Source extract -

Dr. Jaclyn Taroni:
My biggest highlight for the year has been growing our data science team to four members! We’ve been able to increase the number of attendees at our training workshops and efficiently tackle large projects like the OpenPBTA because of our team. I’ve also had opportunities to talk about the CCDL’s work at the national level and locally. I had the great privilege of representing the CCDL at the Childhood Cancer Data Initiative Symposium. I also spoke at some R-Ladies Philly Meetups. My presentation on open science at R-Ladies was included in a guest post for Technical.ly Philly. We even hosted an R-Ladies Philly meetup in the CCDL!

Dr. Josh Shapiro:
I joined the CCDL’s data science team! I’ve been excited to jump into the OpenPBTA project, learning and promoting open science through filing and reviewing many pull requests. Of the analyses I’ve worked on, I enjoyed one for making mutation co-occurrence plots by disease the most. To get to that point I had to suss out some issues in the data where multiple samples came from the same individual, and then I got to make some flexible, visually appealing plots. Another highlight was presenting a talk and poster at ISCB Rocky about the OpenPBTA to recruit more contributors!

Kurt Wheeler:
We launched refine.bio! To get to this point, we built software to download and process public microarray and gene expression data from public repositories (here’s my blog post on a deep dive into repositories and identifiers). We spent a lot of time tuning and optimizing our software against the public repositories, and at this point we can now download and successfully process roughly 2,000 RNA-seq samples per hour! In total, we downloaded and processed petabytes of data. Of the 2 million samples we attempted to analyze, we were able to successfully generate gene expression measurements for about 1.3 million of them. Another big milestone was getting those individual measurements wrapped up into what we call “compendia,” which are collections of all the data we have for an organism. Our compendium of human data is currently 45 GB and contains 430,000 measures for each of more than 14,000 genes. That’s a good-sized matrix!

Data extract -
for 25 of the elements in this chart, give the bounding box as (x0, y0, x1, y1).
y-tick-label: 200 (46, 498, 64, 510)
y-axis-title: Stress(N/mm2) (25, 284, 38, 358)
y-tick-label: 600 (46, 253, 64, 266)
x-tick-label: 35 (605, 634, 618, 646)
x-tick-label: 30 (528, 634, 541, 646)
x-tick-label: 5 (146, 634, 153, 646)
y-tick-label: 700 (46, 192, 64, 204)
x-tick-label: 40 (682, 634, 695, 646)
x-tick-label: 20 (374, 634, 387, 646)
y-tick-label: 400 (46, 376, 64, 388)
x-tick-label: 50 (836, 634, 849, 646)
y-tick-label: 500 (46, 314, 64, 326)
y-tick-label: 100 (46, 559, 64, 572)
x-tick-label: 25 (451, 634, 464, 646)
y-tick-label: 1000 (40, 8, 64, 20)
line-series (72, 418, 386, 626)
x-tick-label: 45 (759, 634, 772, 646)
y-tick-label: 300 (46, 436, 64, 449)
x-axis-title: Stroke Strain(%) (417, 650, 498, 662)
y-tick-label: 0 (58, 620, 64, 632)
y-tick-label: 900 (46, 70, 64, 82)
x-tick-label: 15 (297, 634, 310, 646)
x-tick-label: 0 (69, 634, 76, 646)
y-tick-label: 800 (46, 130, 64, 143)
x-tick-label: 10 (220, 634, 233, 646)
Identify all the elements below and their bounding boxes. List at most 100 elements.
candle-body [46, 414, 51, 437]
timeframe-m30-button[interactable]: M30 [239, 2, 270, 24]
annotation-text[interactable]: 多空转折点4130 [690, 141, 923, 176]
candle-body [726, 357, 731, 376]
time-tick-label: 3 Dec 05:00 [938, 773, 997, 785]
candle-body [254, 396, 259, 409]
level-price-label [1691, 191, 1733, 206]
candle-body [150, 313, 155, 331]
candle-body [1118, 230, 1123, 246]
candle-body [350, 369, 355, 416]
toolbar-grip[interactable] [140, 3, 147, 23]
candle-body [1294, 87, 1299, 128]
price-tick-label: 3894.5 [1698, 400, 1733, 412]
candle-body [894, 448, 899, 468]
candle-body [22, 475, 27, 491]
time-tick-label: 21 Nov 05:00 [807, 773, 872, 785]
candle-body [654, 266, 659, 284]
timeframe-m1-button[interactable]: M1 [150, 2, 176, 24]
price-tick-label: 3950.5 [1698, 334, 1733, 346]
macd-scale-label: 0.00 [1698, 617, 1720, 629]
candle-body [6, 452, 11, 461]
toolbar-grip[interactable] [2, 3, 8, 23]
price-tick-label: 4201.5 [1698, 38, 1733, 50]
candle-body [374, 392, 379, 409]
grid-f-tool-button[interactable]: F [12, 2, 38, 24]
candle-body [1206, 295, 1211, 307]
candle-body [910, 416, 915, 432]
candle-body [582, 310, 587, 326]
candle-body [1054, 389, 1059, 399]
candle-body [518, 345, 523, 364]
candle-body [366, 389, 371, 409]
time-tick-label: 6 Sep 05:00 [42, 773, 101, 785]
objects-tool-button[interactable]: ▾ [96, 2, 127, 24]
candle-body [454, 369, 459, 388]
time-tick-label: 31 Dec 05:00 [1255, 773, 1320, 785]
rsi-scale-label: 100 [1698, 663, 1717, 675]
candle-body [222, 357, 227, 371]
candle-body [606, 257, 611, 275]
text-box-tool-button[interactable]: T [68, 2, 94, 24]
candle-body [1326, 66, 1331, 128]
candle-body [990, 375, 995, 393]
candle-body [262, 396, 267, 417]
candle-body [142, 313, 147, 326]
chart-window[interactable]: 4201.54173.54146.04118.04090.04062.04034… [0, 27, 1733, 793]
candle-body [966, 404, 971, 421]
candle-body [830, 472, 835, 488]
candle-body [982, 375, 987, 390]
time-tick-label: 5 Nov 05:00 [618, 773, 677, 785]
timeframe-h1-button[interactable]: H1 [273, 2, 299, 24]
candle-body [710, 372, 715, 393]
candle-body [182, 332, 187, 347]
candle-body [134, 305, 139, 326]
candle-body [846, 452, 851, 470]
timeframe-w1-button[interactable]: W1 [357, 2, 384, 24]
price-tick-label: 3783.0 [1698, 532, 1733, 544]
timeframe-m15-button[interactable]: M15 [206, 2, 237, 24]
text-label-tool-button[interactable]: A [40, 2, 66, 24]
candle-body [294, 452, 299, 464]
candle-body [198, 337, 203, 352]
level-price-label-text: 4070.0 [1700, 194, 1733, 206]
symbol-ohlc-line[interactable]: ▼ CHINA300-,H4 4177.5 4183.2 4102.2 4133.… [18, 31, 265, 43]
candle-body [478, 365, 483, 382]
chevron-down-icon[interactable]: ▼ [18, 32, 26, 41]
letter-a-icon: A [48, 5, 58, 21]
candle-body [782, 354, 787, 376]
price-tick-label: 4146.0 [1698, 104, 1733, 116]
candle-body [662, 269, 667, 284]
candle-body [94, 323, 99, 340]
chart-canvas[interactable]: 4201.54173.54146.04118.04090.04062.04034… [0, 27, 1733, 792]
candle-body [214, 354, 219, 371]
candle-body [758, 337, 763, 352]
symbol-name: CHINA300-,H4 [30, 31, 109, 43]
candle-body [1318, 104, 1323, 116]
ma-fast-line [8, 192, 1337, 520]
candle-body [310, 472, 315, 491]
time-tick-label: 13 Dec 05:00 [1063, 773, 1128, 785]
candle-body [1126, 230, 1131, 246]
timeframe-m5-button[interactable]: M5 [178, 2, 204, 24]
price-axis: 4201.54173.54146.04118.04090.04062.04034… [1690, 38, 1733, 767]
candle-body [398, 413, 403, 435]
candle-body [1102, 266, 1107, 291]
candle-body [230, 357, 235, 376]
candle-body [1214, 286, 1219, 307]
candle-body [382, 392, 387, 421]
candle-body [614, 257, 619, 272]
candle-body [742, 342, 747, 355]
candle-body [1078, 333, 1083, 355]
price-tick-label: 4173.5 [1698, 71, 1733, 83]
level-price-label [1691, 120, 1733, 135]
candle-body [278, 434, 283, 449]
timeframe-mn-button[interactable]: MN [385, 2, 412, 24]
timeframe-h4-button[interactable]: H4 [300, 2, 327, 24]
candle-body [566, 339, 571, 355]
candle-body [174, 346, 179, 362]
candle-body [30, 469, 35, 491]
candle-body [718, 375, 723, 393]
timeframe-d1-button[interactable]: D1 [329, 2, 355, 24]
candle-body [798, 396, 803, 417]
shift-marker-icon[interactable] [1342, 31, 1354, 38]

Exercises to complete -
a) According to the CCDL year-highlights text, roughly how many RNA-seq samples per hour can the refine.bio software download and process?
b) Pick up the CCDL year-highlights text after its last sentence and keep writing it.

Answers by item -
a) Roughly 2,000 RNA-seq samples per hour.

b)
Everyone:
If we had to pick one thing that was a highlight from the year, and also uniquely us, it would be disseminating our coffee protocol. Every key aspect to our mission (empowering pediatric cancer researchers with knowledge, data, and methods) requires reproducibility. If we wrote analyses that could only be used once, we wouldn’t be able to train others to use them. If we build methods but don’t provide reusable source code around them, other researchers wouldn’t pick them up and use them. Being able to do a one-off bespoke analysis doesn’t advance our mission, which can be different than the way things traditionally work in other research environments. Furthermore, advancing our mission requires disseminating the results of our work. We enjoyed having a more lighthearted moment when we took the same approach to distributing the protocol that we use to make coffee!
Ahead in 2020:
Over the last month we’ve been planning for next year. We recently received a 2019 AWS Imagine Grant from Amazon to support refine.bio. We’ll be using the support to build enhanced metadata filtering capabilities, including metadata elements estimated from gene expression values. We’re also looking forward to processing data from ALSF’s Single-cell Pediatric Cancer Atlas (ScPCA) RFA. As part of the conditions of the ScPCA grants, recipients will share data with the CCDL. We’ll be able process data using software that is as consistent as possible and share the gene expression data and deidentified metadata with the broader community.